##### SOURCE DATA #####
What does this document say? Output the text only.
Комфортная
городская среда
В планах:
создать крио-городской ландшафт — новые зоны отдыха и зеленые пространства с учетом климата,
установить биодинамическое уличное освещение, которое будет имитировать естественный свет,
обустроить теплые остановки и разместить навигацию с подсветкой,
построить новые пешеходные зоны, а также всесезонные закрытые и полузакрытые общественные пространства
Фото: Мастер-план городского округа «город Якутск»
#####
##### SOURCE DATA #####
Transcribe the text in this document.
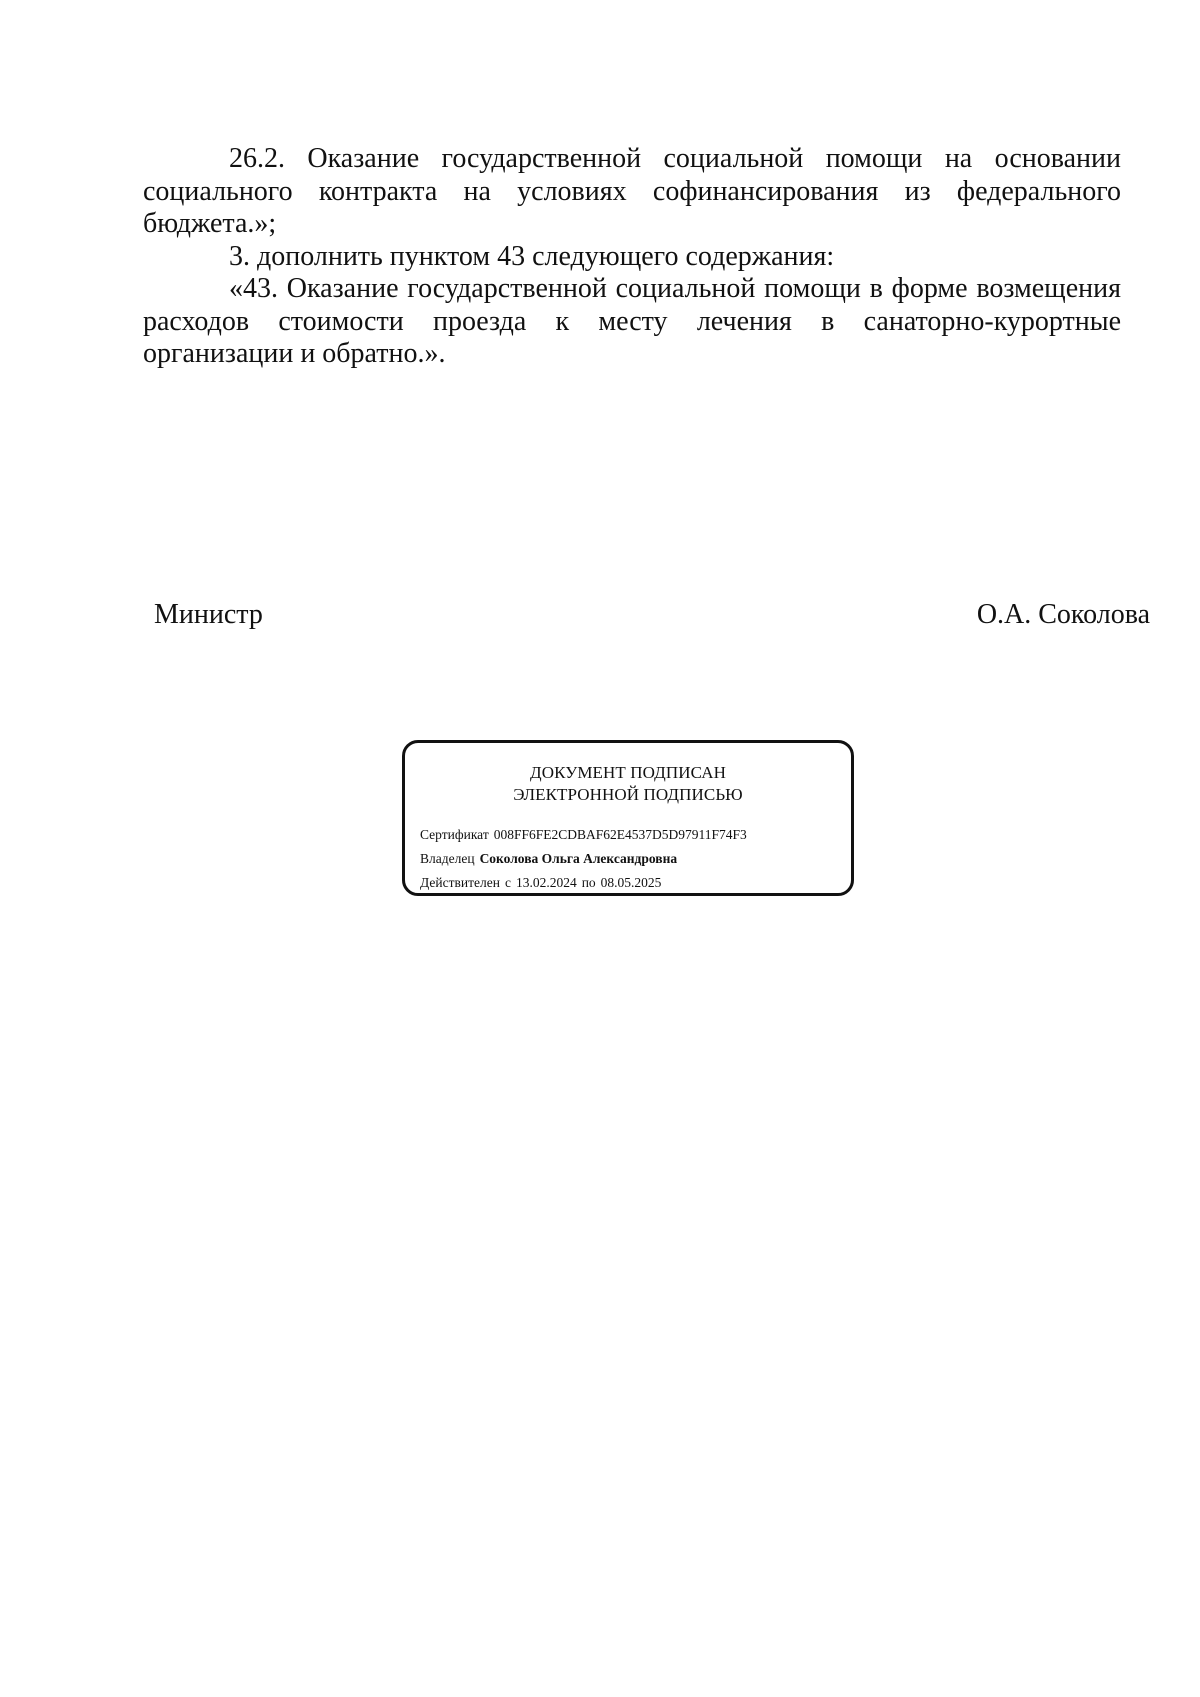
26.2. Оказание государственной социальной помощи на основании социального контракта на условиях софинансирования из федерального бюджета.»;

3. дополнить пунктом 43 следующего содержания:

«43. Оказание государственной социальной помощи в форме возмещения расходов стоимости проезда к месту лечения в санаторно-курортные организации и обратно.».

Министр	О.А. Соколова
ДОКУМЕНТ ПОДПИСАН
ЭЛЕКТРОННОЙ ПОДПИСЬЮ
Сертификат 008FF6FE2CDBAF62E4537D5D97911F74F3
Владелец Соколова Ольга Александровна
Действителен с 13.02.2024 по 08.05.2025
#####
##### SOURCE DATA #####
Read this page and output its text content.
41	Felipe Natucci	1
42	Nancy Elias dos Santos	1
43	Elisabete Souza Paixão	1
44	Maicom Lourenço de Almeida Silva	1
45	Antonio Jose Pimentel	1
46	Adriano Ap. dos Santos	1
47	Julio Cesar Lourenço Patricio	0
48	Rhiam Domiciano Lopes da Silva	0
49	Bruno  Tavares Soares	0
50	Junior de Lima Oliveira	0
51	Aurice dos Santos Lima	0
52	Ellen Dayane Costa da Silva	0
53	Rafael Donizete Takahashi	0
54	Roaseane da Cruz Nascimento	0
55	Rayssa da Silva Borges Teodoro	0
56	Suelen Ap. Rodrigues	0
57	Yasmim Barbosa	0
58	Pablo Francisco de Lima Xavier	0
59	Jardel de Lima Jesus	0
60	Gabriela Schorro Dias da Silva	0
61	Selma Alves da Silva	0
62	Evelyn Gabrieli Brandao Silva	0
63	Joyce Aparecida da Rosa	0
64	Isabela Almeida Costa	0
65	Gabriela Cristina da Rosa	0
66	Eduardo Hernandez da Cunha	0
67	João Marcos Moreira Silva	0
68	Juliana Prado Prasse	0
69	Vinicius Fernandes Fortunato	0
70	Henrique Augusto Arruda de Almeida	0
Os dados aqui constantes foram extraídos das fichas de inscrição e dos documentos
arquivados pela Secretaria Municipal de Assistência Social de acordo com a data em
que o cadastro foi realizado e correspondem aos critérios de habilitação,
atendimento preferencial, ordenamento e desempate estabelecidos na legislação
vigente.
#####
• **TASK INSTRUCTIONS**: Gather all the lines that include the word "пространства" and copy them out.

• **RESULT OF THIS EXERCISE**:
создать крио-городской ландшафт — новые зоны отдыха и зеленые пространства с учетом климата,
построить новые пешеходные зоны, а также всесезонные закрытые и полузакрытые общественные пространства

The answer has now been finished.